Data rows:
□ □ □
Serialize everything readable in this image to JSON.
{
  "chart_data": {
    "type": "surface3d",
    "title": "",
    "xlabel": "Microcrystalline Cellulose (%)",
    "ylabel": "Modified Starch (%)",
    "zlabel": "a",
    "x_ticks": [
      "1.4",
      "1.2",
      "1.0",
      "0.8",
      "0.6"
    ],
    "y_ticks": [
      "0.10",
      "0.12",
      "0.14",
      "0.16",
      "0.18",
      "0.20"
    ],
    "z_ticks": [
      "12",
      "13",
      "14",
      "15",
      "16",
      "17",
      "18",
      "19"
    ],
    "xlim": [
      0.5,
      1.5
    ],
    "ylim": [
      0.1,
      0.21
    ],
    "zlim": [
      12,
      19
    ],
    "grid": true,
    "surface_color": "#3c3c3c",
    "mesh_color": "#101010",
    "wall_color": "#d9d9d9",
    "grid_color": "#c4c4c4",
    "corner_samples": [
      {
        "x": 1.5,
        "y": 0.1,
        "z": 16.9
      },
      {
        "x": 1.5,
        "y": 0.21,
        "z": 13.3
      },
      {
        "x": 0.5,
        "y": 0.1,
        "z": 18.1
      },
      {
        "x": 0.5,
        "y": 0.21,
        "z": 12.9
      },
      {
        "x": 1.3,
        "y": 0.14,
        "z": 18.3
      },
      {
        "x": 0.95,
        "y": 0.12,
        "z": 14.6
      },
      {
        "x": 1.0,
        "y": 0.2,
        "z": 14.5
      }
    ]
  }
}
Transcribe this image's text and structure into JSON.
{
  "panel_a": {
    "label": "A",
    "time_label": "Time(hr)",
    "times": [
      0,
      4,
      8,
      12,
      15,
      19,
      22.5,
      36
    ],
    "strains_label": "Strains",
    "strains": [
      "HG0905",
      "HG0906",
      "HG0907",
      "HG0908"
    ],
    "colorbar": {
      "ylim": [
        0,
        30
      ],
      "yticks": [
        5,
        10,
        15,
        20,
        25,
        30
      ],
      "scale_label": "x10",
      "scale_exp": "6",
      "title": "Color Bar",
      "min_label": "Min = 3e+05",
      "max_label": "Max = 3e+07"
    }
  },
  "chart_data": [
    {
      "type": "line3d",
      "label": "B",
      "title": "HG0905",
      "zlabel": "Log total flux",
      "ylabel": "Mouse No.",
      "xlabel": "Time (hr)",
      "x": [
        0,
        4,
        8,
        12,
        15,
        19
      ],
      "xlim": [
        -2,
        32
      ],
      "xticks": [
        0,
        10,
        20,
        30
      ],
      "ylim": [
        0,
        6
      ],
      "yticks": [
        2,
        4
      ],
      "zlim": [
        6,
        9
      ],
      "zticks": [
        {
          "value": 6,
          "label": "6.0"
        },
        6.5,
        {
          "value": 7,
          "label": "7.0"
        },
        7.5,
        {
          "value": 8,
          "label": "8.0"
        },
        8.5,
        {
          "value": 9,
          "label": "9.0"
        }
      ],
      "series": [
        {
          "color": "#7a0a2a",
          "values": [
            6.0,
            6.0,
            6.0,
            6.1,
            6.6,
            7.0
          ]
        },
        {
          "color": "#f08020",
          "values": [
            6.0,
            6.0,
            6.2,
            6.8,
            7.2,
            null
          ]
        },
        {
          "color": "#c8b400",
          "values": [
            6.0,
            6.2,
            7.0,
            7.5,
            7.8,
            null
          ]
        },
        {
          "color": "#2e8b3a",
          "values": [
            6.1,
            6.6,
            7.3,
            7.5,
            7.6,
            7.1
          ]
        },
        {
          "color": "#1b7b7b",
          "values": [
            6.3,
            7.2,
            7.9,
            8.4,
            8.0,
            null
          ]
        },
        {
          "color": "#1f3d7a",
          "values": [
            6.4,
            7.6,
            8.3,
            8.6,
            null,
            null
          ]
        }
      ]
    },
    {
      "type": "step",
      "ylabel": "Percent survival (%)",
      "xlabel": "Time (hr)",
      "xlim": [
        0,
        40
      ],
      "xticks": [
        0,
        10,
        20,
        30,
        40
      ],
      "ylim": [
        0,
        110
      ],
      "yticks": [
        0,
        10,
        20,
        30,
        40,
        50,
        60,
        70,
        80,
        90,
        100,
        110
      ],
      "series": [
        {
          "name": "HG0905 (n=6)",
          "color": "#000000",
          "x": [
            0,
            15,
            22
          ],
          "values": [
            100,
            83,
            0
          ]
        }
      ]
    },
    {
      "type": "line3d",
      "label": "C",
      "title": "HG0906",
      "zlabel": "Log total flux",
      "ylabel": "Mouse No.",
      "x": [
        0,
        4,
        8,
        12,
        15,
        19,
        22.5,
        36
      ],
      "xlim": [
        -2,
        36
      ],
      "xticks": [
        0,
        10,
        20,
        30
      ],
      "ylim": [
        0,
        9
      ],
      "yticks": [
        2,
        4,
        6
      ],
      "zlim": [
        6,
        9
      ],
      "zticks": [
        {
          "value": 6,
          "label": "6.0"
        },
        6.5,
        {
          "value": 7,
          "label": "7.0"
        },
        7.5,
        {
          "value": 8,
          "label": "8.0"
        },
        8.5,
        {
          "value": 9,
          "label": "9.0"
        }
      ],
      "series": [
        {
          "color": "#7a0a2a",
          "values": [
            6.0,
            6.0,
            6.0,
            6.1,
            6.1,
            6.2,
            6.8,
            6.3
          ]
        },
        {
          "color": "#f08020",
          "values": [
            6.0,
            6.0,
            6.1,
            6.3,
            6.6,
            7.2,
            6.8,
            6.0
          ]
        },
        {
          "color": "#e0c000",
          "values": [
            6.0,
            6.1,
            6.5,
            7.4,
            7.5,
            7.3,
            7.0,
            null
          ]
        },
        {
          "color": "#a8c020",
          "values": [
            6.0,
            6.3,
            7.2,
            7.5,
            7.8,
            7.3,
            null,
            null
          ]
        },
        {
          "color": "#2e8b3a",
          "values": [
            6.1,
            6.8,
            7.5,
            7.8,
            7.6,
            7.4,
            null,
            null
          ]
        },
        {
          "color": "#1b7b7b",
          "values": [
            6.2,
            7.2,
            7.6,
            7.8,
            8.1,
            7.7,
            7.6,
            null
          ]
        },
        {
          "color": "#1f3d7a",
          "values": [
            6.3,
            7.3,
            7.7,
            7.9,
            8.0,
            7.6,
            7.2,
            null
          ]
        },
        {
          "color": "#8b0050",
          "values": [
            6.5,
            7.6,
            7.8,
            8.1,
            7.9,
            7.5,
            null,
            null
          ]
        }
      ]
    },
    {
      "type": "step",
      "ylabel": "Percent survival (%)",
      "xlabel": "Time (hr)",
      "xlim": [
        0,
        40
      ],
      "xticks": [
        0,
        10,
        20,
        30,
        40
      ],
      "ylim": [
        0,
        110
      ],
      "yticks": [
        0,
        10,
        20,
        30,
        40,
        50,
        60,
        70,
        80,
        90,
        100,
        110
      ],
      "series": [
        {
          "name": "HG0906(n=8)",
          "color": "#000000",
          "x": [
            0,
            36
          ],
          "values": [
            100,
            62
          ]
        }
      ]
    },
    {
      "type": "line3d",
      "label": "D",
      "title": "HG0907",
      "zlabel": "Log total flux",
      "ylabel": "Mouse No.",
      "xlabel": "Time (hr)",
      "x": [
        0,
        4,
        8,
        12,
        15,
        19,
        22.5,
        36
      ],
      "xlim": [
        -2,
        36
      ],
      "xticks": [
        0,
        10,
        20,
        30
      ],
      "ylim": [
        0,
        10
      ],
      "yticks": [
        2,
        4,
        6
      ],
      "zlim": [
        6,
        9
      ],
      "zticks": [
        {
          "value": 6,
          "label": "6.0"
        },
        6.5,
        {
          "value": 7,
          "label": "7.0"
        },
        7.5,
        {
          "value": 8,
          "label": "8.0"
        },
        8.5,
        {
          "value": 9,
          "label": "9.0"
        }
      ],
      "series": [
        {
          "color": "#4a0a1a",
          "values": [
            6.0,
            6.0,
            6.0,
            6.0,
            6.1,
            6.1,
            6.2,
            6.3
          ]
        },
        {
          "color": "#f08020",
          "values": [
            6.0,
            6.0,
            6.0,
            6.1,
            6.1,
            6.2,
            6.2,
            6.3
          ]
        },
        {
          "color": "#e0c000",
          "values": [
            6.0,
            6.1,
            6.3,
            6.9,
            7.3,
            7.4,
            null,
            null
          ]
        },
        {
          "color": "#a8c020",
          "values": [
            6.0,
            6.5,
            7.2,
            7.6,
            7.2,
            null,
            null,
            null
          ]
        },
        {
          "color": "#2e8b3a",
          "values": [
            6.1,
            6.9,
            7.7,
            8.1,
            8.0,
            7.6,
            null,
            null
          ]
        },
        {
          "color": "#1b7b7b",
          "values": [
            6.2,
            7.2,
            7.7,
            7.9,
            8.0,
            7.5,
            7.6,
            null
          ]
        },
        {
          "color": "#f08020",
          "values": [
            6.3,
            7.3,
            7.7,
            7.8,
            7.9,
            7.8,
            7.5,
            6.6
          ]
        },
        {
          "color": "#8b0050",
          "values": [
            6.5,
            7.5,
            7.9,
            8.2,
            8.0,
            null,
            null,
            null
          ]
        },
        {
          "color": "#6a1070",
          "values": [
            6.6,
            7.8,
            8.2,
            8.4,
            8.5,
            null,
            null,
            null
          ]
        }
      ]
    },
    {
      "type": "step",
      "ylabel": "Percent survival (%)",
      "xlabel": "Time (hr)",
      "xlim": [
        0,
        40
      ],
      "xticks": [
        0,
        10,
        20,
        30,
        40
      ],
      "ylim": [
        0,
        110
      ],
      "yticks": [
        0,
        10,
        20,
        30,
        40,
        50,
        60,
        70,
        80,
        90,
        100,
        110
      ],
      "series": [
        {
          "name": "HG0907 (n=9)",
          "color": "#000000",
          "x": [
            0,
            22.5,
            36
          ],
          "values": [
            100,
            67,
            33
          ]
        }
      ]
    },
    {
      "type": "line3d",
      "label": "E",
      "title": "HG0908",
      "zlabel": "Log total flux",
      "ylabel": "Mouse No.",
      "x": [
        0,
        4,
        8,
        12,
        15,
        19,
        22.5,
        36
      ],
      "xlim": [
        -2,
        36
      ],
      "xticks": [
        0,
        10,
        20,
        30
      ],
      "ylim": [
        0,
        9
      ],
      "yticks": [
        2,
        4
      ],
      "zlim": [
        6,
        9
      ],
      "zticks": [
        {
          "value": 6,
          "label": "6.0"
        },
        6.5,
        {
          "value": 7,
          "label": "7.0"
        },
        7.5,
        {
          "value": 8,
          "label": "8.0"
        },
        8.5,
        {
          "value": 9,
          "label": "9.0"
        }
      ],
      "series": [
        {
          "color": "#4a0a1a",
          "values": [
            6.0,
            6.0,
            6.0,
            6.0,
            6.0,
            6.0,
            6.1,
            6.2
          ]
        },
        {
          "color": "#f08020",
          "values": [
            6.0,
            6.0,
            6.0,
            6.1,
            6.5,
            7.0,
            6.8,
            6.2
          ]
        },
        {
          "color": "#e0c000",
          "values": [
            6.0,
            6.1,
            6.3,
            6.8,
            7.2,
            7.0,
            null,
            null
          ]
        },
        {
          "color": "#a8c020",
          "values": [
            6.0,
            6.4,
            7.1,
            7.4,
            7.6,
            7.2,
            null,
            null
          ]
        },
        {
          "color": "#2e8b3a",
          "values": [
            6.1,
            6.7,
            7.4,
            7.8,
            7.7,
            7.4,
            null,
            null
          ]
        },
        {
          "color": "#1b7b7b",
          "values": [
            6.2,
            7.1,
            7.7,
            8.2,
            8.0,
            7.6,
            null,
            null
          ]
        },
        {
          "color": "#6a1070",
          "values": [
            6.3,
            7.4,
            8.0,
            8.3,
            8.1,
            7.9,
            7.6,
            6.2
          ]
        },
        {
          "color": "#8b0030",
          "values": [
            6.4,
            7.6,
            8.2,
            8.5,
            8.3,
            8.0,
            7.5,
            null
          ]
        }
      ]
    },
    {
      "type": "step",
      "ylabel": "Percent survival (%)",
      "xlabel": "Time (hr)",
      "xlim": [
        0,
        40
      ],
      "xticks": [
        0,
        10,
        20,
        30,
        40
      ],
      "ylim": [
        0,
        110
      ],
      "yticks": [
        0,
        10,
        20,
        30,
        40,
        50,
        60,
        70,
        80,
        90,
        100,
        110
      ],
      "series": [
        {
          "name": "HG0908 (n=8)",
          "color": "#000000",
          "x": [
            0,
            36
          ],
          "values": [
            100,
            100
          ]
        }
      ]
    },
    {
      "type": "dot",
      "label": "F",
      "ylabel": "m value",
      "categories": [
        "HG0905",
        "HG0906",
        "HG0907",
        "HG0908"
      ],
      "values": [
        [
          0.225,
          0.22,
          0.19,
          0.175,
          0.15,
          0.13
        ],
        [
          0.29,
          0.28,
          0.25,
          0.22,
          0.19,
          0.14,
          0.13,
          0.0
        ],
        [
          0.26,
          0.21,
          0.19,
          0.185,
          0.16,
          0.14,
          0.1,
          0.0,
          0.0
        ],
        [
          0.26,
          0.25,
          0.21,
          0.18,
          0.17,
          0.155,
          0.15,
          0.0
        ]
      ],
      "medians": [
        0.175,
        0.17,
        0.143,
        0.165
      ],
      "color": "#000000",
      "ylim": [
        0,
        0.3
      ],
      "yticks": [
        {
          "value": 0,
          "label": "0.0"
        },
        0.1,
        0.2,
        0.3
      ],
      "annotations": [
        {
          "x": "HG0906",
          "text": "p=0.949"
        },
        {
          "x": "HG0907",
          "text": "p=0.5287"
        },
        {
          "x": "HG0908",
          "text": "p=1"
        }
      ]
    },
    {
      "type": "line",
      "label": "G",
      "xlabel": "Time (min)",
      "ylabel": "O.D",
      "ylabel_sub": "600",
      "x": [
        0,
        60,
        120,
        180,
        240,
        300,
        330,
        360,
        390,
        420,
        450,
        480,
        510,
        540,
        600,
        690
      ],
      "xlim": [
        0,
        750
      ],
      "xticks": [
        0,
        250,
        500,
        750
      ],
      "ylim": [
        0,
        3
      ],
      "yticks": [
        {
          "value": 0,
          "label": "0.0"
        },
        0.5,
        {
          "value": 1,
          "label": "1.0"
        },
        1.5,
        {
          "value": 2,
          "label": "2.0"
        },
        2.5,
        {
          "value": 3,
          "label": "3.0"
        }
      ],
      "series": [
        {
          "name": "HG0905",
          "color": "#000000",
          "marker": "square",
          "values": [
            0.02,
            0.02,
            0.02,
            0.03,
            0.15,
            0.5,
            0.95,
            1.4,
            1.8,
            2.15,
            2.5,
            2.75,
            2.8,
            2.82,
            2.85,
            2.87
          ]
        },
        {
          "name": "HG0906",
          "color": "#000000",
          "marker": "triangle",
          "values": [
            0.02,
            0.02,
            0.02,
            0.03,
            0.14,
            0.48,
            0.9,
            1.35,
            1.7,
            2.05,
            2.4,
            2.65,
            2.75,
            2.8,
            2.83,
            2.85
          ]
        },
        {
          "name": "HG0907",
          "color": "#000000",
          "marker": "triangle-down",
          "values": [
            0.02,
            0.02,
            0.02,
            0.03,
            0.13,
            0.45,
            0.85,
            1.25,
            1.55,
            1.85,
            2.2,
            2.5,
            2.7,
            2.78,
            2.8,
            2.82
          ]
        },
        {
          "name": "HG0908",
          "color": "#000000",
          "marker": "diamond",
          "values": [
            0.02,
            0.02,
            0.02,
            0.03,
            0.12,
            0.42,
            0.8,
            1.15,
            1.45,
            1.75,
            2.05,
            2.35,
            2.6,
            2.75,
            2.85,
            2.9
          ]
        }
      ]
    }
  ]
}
□ □ □
Work required: Within the material above, find the lines that contain the word "this"; copy them.

Result:
Serialize everything readable in this image to JSON.
Transcribe this image's text and structure into JSON.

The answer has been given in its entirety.